**Job**: Identify and reproduce every line holding the string "Owned".

• • • • •

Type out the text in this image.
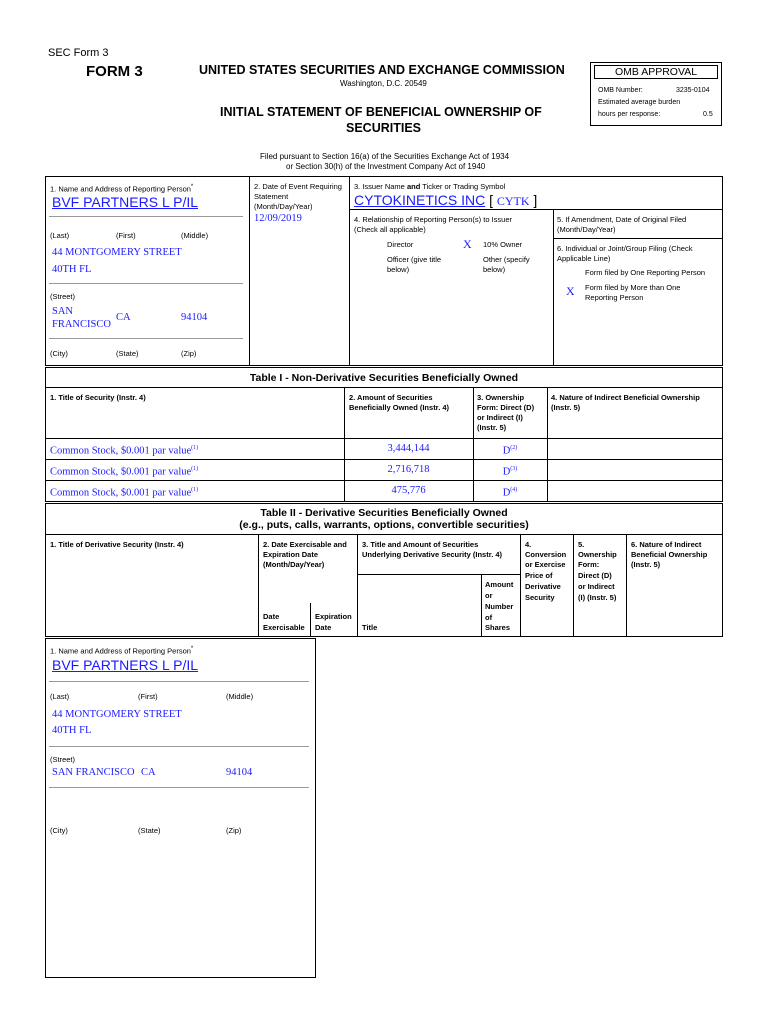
SEC Form 3
FORM 3	UNITED STATES SECURITIES AND EXCHANGE COMMISSION
Washington, D.C. 20549
INITIAL STATEMENT OF BENEFICIAL OWNERSHIP OF
SECURITIES
Filed pursuant to Section 16(a) of the Securities Exchange Act of 1934
or Section 30(h) of the Investment Company Act of 1940
OMB APPROVAL
OMB Number:	3235-0104
Estimated average burden
hours per response:	0.5
1. Name and Address of Reporting Person*
BVF PARTNERS L P/IL
(Last)	(First)	(Middle)
44 MONTGOMERY STREET
40TH FL
(Street)
SAN
FRANCISCO
CA	94104
(City)	(State)	(Zip)
2. Date of Event Requiring
Statement
(Month/Day/Year)
12/09/2019
3. Issuer Name and Ticker or Trading Symbol
CYTOKINETICS INC [ CYTK ]
4. Relationship of Reporting Person(s) to Issuer
(Check all applicable)
Director	X 10% Owner
Officer (give title
below)
Other (specify
below)
5. If Amendment, Date of Original Filed
(Month/Day/Year)
6. Individual or Joint/Group Filing (Check
Applicable Line)
Form filed by One Reporting Person
X Form filed by More than One
Reporting Person
Table I - Non-Derivative Securities Beneficially Owned
1. Title of Security (Instr. 4)	2. Amount of Securities
Beneficially Owned (Instr. 4)
3. Ownership
Form: Direct (D)
or Indirect (I)
(Instr. 5)
4. Nature of Indirect Beneficial Ownership
(Instr. 5)
Common Stock, $0.001 par value$^{(1)}$	3,444,144	$D^{(2)}$
Common Stock, $0.001 par value$^{(1)}$	2,716,718	$D^{(3)}$
Common Stock, $0.001 par value$^{(1)}$	475,776	$D^{(4)}$
Table II - Derivative Securities Beneficially Owned
(e.g., puts, calls, warrants, options, convertible securities)
1. Title of Derivative Security (Instr. 4)	2. Date Exercisable and
Expiration Date
(Month/Day/Year)
3. Title and Amount of Securities
Underlying Derivative Security (Instr. 4)
4.
Conversion
or Exercise
Price of
Derivative
Security
5.
Ownership
Form:
Direct (D)
or Indirect
(I) (Instr. 5)
6. Nature of Indirect
Beneficial Ownership
(Instr. 5)
Date
Exercisable
Expiration
Date	Title
Amount
or
Number
of
Shares
1. Name and Address of Reporting Person*
BVF PARTNERS L P/IL
(Last)	(First)	(Middle)
44 MONTGOMERY STREET
40TH FL
(Street)
SAN FRANCISCO CA	94104
(City)	(State)	(Zip)
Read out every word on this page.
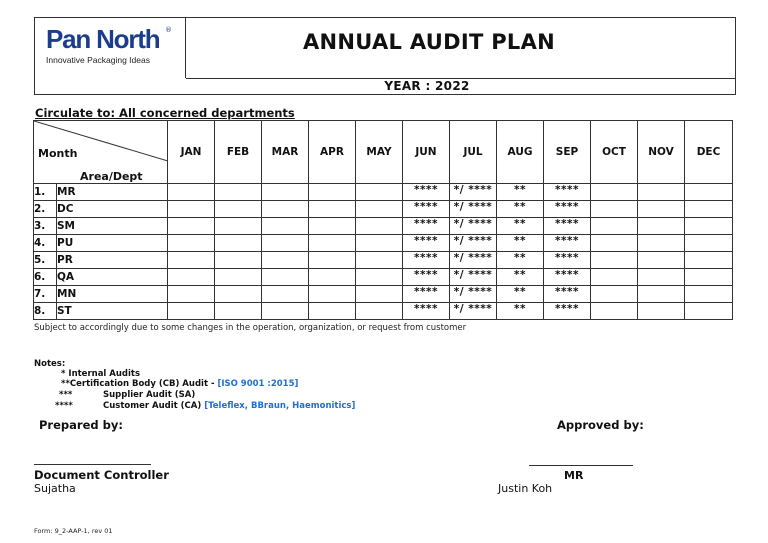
Pan North ®
Innovative Packaging Ideas
ANNUAL AUDIT PLAN
YEAR : 2022
Circulate to: All concerned departments
Month
Area/Dept		JAN	FEB	MAR	APR	MAY	JUN	JUL	AUG	SEP	OCT	NOV	DEC
1.	MR						****	*/ ****	**	****			
2.	DC						****	*/ ****	**	****			
3.	SM						****	*/ ****	**	****			
4.	PU						****	*/ ****	**	****			
5.	PR						****	*/ ****	**	****			
6.	QA						****	*/ ****	**	****			
7.	MN						****	*/ ****	**	****			
8.	ST						****	*/ ****	**	****			
Subject to accordingly due to some changes in the operation, organization, or request from customer
Notes:
* Internal Audits
**Certification Body (CB) Audit - [ISO 9001 :2015]
***	Supplier Audit (SA)
****	Customer Audit (CA) [Teleflex, BBraun, Haemonitics]
Prepared by:	Approved by:
Document Controller	MR
Sujatha	Justin Koh
Form: 9_2-AAP-1, rev 01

• • • • •

**Answer to this task**:
Table I - Non-Derivative Securities Beneficially Owned
Beneficially Owned (Instr. 4)
Table II - Derivative Securities Beneficially Owned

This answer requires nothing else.